---- SUPPLIED MATERIAL

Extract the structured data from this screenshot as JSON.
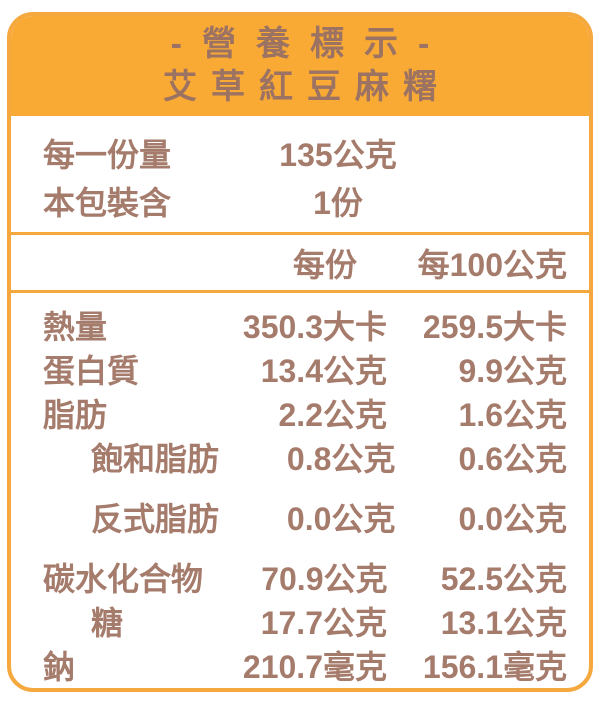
{
  "label": {
    "title": "-營養標示-",
    "product": "艾草紅豆麻糬",
    "serving_info": [
      {
        "name": "每一份量",
        "value": "135公克"
      },
      {
        "name": "本包裝含",
        "value": "1份"
      }
    ],
    "columns": {
      "per_serving": "每份",
      "per_100g": "每100公克"
    },
    "rows": [
      {
        "name": "熱量",
        "per_serving": "350.3大卡",
        "per_100g": "259.5大卡"
      },
      {
        "name": "蛋白質",
        "per_serving": "13.4公克",
        "per_100g": "9.9公克"
      },
      {
        "name": "脂肪",
        "per_serving": "2.2公克",
        "per_100g": "1.6公克"
      },
      {
        "name": "飽和脂肪",
        "per_serving": "0.8公克",
        "per_100g": "0.6公克"
      },
      {
        "name": "反式脂肪",
        "per_serving": "0.0公克",
        "per_100g": "0.0公克"
      },
      {
        "name": "碳水化合物",
        "per_serving": "70.9公克",
        "per_100g": "52.5公克"
      },
      {
        "name": "糖",
        "per_serving": "17.7公克",
        "per_100g": "13.1公克"
      },
      {
        "name": "鈉",
        "per_serving": "210.7毫克",
        "per_100g": "156.1毫克"
      }
    ]
  },
  "colors": {
    "accent_orange": "#F9AA35",
    "border_orange": "#F5A83E",
    "text_brown": "#A57B6C",
    "header_text_brown": "#9C7263",
    "background": "#FFFFFF"
  }
}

--------

### DIRECTION
Going over the lines above, work out how many include "name", then give only that number.

### OUTPUT FOR THIS EXERCISE
10